*ROWS*
◆ ◆ ◆ ◆ ◆
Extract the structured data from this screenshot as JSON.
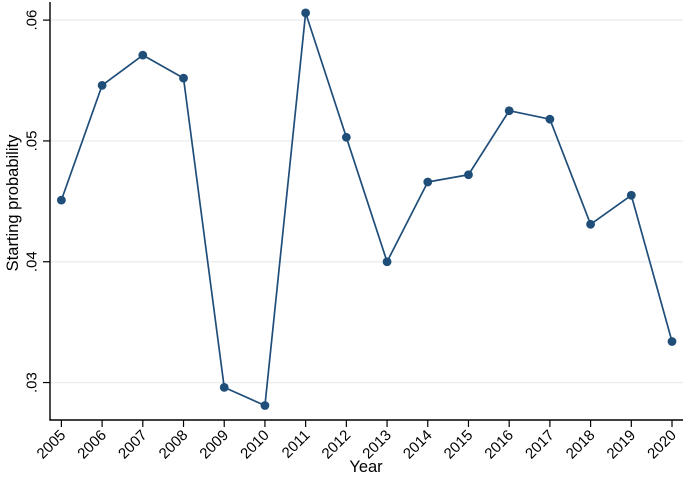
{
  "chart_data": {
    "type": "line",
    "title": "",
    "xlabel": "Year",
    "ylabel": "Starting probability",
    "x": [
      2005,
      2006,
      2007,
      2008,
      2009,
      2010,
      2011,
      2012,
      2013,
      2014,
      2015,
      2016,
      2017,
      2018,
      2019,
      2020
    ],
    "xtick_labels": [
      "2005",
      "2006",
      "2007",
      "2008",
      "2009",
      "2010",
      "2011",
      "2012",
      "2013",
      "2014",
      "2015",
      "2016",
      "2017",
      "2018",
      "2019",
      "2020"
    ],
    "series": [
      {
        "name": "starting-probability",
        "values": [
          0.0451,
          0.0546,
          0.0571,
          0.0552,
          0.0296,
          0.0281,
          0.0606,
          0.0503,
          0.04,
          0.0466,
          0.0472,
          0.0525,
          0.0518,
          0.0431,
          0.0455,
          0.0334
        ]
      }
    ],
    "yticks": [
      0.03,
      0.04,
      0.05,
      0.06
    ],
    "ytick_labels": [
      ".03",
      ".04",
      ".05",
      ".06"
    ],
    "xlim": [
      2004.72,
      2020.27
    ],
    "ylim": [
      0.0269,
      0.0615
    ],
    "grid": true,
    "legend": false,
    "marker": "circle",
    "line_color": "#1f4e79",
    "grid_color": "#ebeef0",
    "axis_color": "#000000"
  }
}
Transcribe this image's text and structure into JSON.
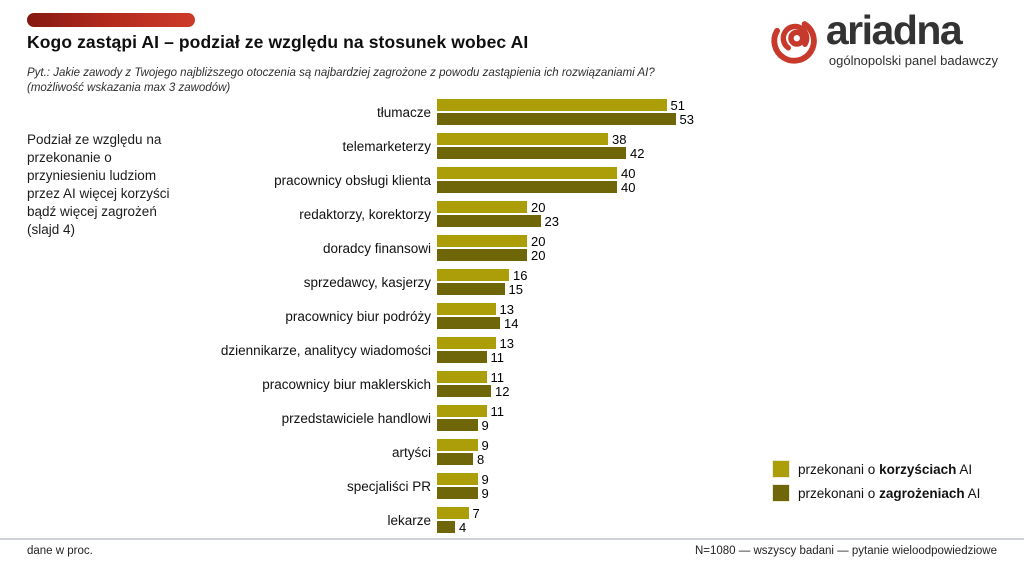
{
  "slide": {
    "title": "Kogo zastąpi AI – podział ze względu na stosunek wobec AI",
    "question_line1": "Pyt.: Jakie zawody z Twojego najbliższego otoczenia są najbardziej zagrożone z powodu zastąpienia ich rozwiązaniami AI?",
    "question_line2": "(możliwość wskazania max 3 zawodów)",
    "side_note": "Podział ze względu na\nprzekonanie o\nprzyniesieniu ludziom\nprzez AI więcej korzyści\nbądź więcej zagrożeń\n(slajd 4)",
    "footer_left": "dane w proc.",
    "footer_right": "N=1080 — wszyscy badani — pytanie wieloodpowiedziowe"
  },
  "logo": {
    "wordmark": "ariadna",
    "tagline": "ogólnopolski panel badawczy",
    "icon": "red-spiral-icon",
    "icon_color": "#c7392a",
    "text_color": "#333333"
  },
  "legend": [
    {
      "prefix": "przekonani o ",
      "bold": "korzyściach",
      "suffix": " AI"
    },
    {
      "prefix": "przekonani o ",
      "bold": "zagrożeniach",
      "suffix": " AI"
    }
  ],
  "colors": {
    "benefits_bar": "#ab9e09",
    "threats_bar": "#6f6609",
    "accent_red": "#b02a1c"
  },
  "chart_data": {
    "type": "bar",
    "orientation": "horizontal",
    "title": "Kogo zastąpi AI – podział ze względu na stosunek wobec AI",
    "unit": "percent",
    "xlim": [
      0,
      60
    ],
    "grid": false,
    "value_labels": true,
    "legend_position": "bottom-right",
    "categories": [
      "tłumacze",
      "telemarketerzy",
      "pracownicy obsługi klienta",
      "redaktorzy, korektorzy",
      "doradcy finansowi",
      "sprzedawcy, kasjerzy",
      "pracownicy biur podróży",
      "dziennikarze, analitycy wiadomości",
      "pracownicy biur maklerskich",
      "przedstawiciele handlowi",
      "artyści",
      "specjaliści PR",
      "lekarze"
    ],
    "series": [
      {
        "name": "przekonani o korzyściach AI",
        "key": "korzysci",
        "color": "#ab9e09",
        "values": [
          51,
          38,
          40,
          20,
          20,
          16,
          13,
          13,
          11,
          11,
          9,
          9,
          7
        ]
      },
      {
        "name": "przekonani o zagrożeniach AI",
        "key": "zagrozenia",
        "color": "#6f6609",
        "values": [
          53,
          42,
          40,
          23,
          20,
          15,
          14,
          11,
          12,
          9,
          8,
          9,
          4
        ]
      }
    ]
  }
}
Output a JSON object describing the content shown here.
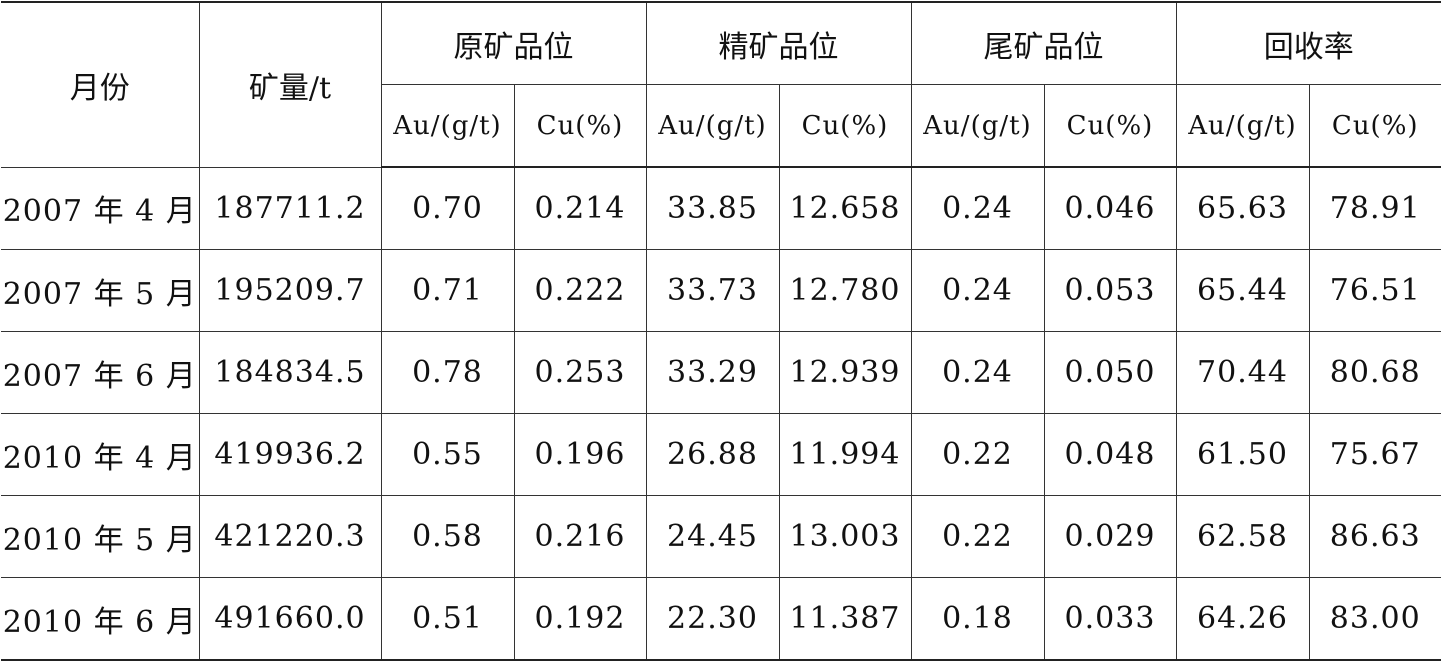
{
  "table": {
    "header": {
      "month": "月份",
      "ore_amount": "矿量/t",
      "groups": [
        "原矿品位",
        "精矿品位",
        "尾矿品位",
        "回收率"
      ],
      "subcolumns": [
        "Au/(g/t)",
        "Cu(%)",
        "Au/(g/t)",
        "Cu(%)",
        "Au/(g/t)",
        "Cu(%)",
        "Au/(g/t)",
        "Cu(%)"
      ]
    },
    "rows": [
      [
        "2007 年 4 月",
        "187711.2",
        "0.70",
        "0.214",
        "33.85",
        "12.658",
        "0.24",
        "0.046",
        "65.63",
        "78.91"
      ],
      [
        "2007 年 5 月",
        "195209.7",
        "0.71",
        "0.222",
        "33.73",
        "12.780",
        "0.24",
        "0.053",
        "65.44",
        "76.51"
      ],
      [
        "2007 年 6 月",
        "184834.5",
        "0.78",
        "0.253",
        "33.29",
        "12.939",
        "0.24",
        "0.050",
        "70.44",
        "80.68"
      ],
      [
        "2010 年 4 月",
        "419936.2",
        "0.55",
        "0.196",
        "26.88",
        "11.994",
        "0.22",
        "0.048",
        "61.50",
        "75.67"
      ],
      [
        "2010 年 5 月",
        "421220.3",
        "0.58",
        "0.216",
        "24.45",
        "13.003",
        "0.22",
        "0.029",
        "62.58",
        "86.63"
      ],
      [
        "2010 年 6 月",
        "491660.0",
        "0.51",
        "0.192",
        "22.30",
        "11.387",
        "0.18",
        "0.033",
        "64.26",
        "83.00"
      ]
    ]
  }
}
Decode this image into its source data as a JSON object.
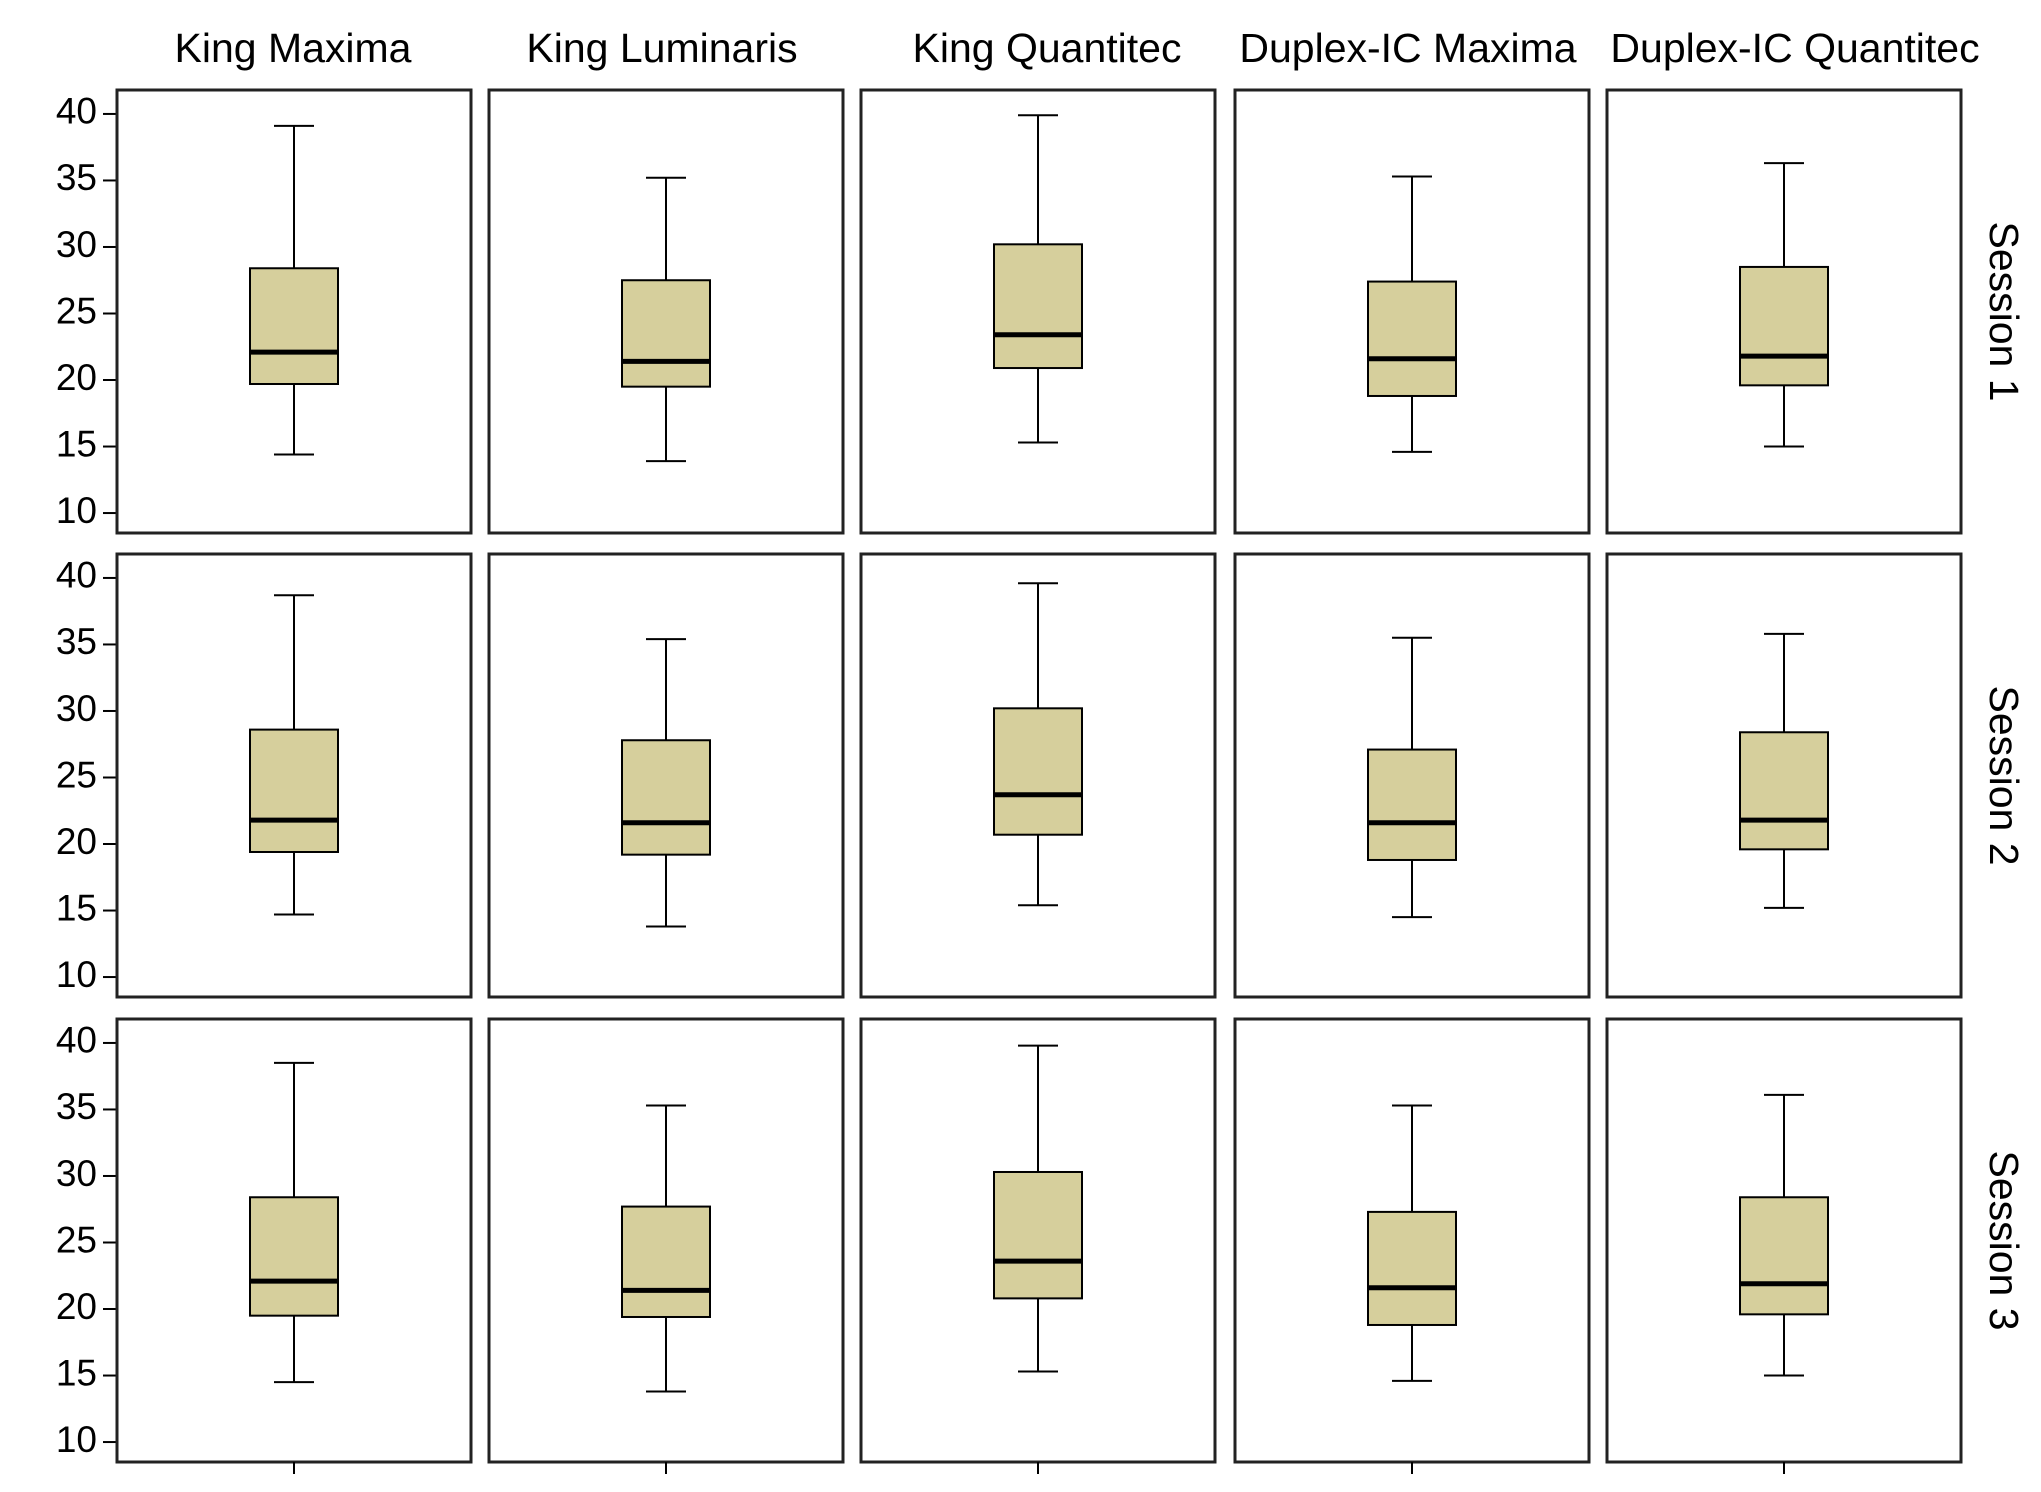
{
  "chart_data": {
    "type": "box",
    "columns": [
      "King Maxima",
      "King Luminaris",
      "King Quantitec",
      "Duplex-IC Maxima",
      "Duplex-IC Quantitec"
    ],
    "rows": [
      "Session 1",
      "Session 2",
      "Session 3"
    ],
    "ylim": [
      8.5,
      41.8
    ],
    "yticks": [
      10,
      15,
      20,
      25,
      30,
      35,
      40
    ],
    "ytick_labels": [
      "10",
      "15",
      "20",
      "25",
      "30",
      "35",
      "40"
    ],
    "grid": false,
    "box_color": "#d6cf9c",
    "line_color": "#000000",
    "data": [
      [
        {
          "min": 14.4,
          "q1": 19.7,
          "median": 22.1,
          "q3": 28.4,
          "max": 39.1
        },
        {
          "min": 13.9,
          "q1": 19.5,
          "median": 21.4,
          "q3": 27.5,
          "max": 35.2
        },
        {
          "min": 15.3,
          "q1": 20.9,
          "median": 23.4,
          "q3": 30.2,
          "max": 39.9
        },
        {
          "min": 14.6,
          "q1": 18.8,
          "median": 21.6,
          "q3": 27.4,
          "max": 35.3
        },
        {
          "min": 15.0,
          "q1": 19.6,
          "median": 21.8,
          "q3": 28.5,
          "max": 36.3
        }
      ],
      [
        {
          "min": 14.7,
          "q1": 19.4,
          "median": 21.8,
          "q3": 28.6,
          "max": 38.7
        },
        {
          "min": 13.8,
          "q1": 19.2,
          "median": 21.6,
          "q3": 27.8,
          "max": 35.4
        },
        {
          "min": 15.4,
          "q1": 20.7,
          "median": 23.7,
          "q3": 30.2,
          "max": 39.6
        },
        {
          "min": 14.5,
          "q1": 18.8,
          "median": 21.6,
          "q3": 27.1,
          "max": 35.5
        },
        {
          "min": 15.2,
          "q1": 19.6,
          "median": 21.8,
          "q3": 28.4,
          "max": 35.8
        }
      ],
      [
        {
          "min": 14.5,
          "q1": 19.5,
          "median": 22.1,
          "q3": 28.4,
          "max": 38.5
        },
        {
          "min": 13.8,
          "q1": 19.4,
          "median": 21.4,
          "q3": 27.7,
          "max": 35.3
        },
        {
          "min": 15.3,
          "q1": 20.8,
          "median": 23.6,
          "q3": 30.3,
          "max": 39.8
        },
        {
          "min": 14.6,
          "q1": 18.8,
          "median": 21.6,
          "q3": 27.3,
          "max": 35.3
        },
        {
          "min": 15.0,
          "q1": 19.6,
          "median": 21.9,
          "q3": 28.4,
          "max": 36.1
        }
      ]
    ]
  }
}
◆ ◆ ◆ ◆ ◆
*DESCRIPTION OF THE TASK*
Scan the data above; copy every line where "name" appears.

*ANSWER TO THE EXERCISE*
        "name": "starting-probability",
        "name": "przekonani o korzyściach AI",
        "name": "przekonani o zagrożeniach AI",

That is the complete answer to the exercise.